++++ Data provided

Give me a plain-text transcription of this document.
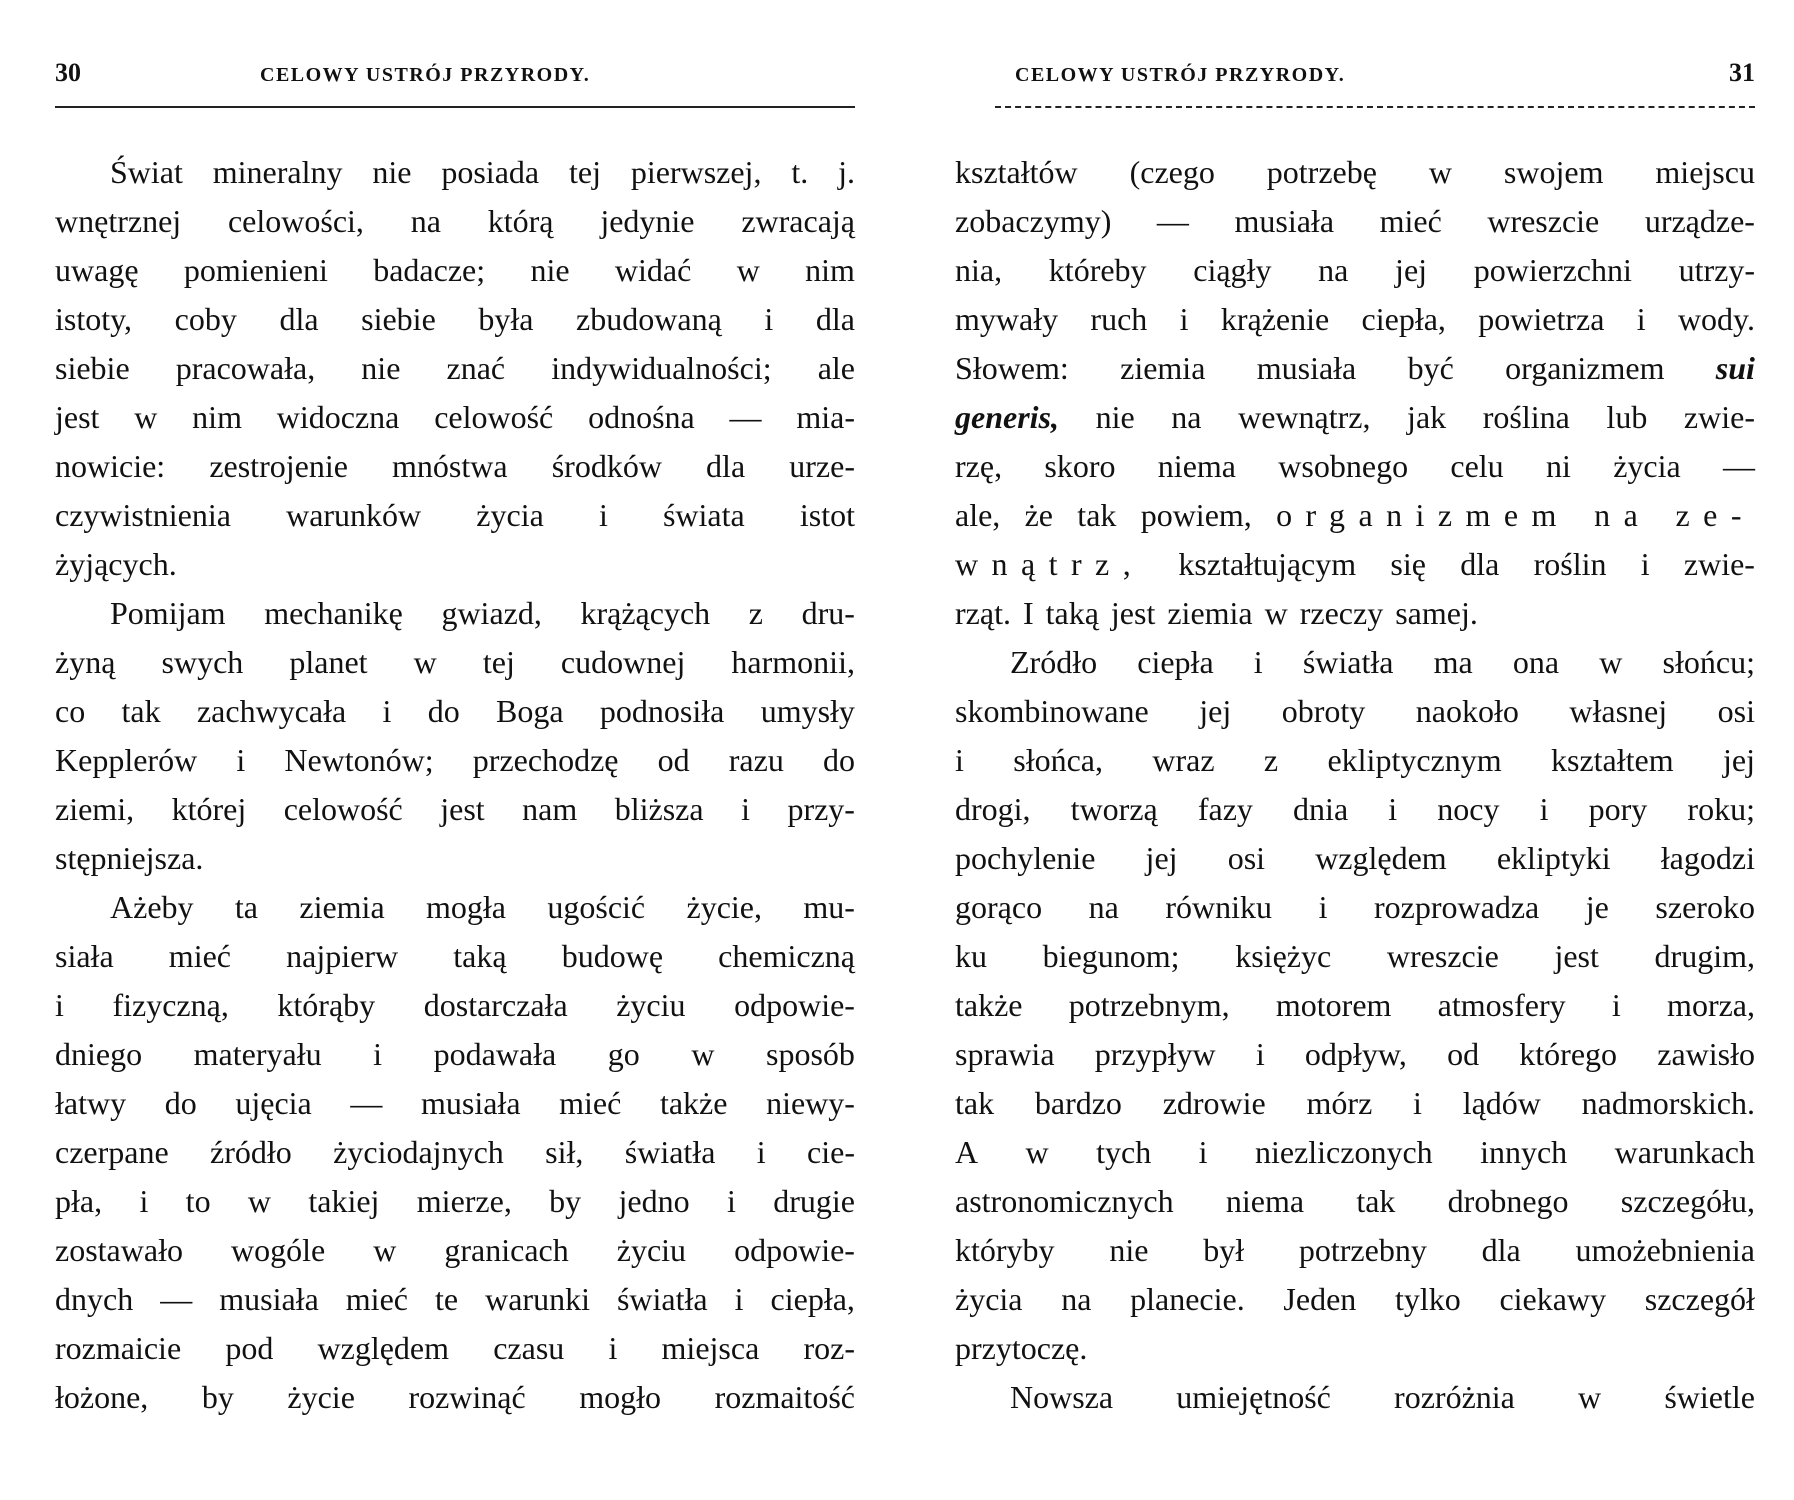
30	CELOWY USTRÓJ PRZYRODY.
Świat mineralny nie posiada tej pierwszej, t. j.
wnętrznej celowości, na którą jedynie zwracają
uwagę pomienieni badacze; nie widać w nim
istoty, coby dla siebie była zbudowaną i dla
siebie pracowała, nie znać indywidualności; ale
jest w nim widoczna celowość odnośna — mia-
nowicie: zestrojenie mnóstwa środków dla urze-
czywistnienia warunków życia i świata istot
żyjących.
Pomijam mechanikę gwiazd, krążących z dru-
żyną swych planet w tej cudownej harmonii,
co tak zachwycała i do Boga podnosiła umysły
Kepplerów i Newtonów; przechodzę od razu do
ziemi, której celowość jest nam bliższa i przy-
stępniejsza.
Ażeby ta ziemia mogła ugościć życie, mu-
siała mieć najpierw taką budowę chemiczną
i fizyczną, którąby dostarczała życiu odpowie-
dniego materyału i podawała go w sposób
łatwy do ujęcia — musiała mieć także niewy-
czerpane źródło życiodajnych sił, światła i cie-
pła, i to w takiej mierze, by jedno i drugie
zostawało wogóle w granicach życiu odpowie-
dnych — musiała mieć te warunki światła i ciepła,
rozmaicie pod względem czasu i miejsca roz-
łożone, by życie rozwinąć mogło rozmaitość
CELOWY USTRÓJ PRZYRODY.	31
kształtów (czego potrzebę w swojem miejscu
zobaczymy) — musiała mieć wreszcie urządze-
nia, któreby ciągły na jej powierzchni utrzy-
mywały ruch i krążenie ciepła, powietrza i wody.
Słowem: ziemia musiała być organizmem sui
generis, nie na wewnątrz, jak roślina lub zwie-
rzę, skoro niema wsobnego celu ni życia —
ale, że tak powiem, organizmem na ze-
wnątrz, kształtującym się dla roślin i zwie-
rząt. I taką jest ziemia w rzeczy samej.
Zródło ciepła i światła ma ona w słońcu;
skombinowane jej obroty naokoło własnej osi
i słońca, wraz z ekliptycznym kształtem jej
drogi, tworzą fazy dnia i nocy i pory roku;
pochylenie jej osi względem ekliptyki łagodzi
gorąco na równiku i rozprowadza je szeroko
ku biegunom; księżyc wreszcie jest drugim,
także potrzebnym, motorem atmosfery i morza,
sprawia przypływ i odpływ, od którego zawisło
tak bardzo zdrowie mórz i lądów nadmorskich.
A w tych i niezliczonych innych warunkach
astronomicznych niema tak drobnego szczegółu,
któryby nie był potrzebny dla umożebnienia
życia na planecie. Jeden tylko ciekawy szczegół
przytoczę.
Nowsza umiejętność rozróżnia w świetle
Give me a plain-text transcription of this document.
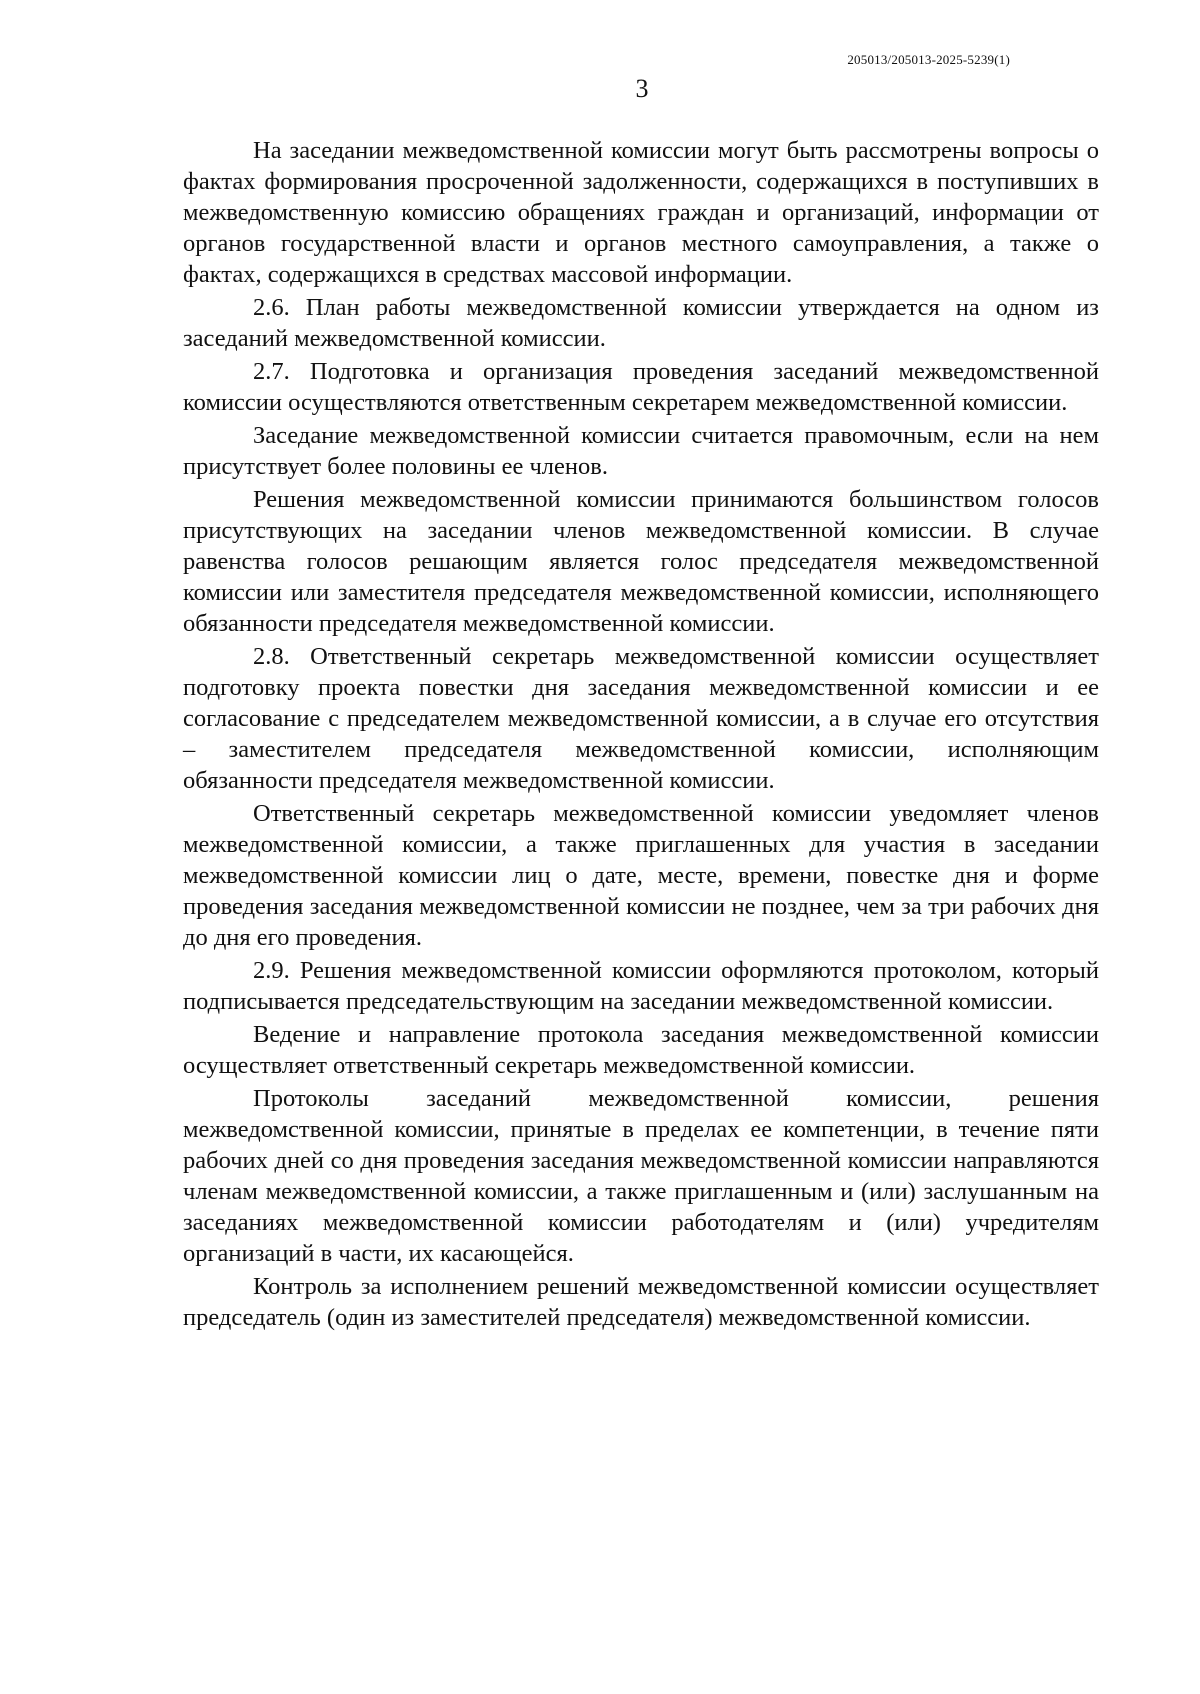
205013/205013-2025-5239(1)
3

На заседании межведомственной комиссии могут быть рассмотрены вопросы о фактах формирования просроченной задолженности, содержащихся в поступивших в межведомственную комиссию обращениях граждан и организаций, информации от органов государственной власти и органов местного самоуправления, а также о фактах, содержащихся в средствах массовой информации.

2.6. План работы межведомственной комиссии утверждается на одном из заседаний межведомственной комиссии.

2.7. Подготовка и организация проведения заседаний межведомственной комиссии осуществляются ответственным секретарем межведомственной комиссии.

Заседание межведомственной комиссии считается правомочным, если на нем присутствует более половины ее членов.

Решения межведомственной комиссии принимаются большинством голосов присутствующих на заседании членов межведомственной комиссии. В случае равенства голосов решающим является голос председателя межведомственной комиссии или заместителя председателя межведомственной комиссии, исполняющего обязанности председателя межведомственной комиссии.

2.8. Ответственный секретарь межведомственной комиссии осуществляет подготовку проекта повестки дня заседания межведомственной комиссии и ее согласование с председателем межведомственной комиссии, а в случае его отсутствия – заместителем председателя межведомственной комиссии, исполняющим обязанности председателя межведомственной комиссии.

Ответственный секретарь межведомственной комиссии уведомляет членов межведомственной комиссии, а также приглашенных для участия в заседании межведомственной комиссии лиц о дате, месте, времени, повестке дня и форме проведения заседания межведомственной комиссии не позднее, чем за три рабочих дня до дня его проведения.

2.9. Решения межведомственной комиссии оформляются протоколом, который подписывается председательствующим на заседании межведомственной комиссии.

Ведение и направление протокола заседания межведомственной комиссии осуществляет ответственный секретарь межведомственной комиссии.

Протоколы заседаний межведомственной комиссии, решения межведомственной комиссии, принятые в пределах ее компетенции, в течение пяти рабочих дней со дня проведения заседания межведомственной комиссии направляются членам межведомственной комиссии, а также приглашенным и (или) заслушанным на заседаниях межведомственной комиссии работодателям и (или) учредителям организаций в части, их касающейся.

Контроль за исполнением решений межведомственной комиссии осуществляет председатель (один из заместителей председателя) межведомственной комиссии.
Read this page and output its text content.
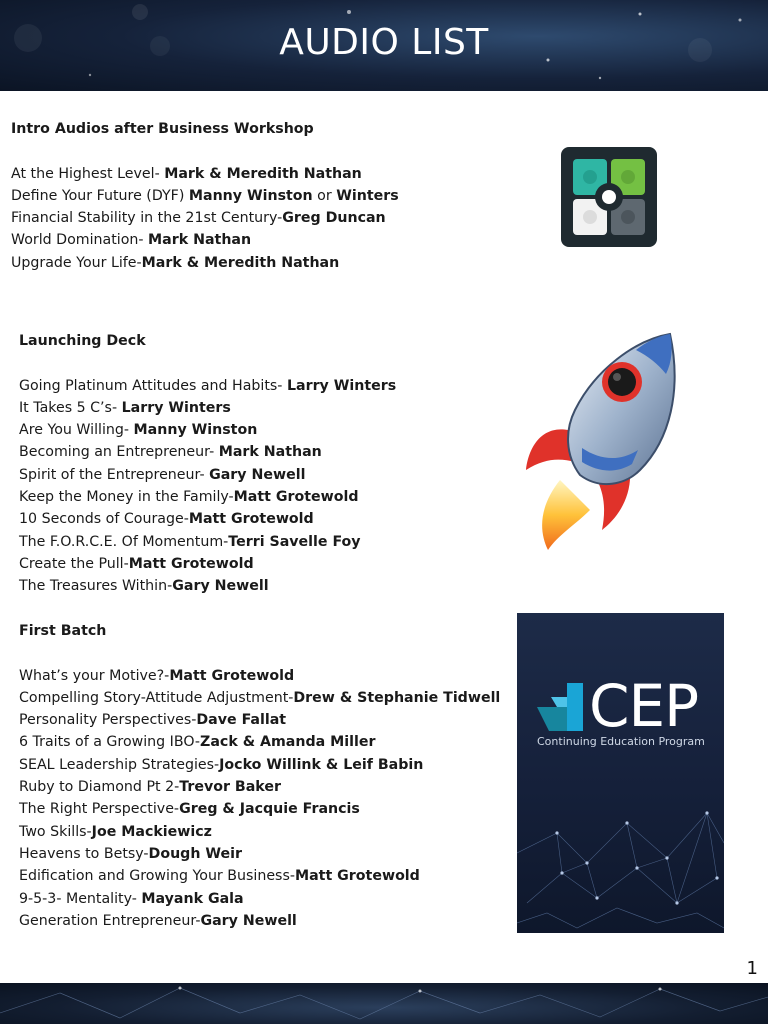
AUDIO LIST
Intro Audios after Business Workshop
At the Highest Level- Mark & Meredith Nathan
Define Your Future (DYF) Manny Winston or Winters
Financial Stability in the 21st Century-Greg Duncan
World Domination- Mark Nathan
Upgrade Your Life-Mark & Meredith Nathan
Launching Deck
Going Platinum Attitudes and Habits- Larry Winters
It Takes 5 C’s- Larry Winters
Are You Willing- Manny Winston
Becoming an Entrepreneur- Mark Nathan
Spirit of the Entrepreneur- Gary Newell
Keep the Money in the Family-Matt Grotewold
10 Seconds of Courage-Matt Grotewold
The F.O.R.C.E. Of Momentum-Terri Savelle Foy
Create the Pull-Matt Grotewold
The Treasures Within-Gary Newell
First Batch
What’s your Motive?-Matt Grotewold
Compelling Story-Attitude Adjustment-Drew & Stephanie Tidwell
Personality Perspectives-Dave Fallat
6 Traits of a Growing IBO-Zack & Amanda Miller
SEAL Leadership Strategies-Jocko Willink & Leif Babin
Ruby to Diamond Pt 2-Trevor Baker
The Right Perspective-Greg & Jacquie Francis
Two Skills-Joe Mackiewicz
Heavens to Betsy-Dough Weir
Edification and Growing Your Business-Matt Grotewold
9-5-3- Mentality- Mayank Gala
Generation Entrepreneur-Gary Newell
CEP
Continuing Education Program
1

++++++++

Work to do:
Looking at the entries above, state how many lines contain "организаций"; give the number alone.

Complete output:
2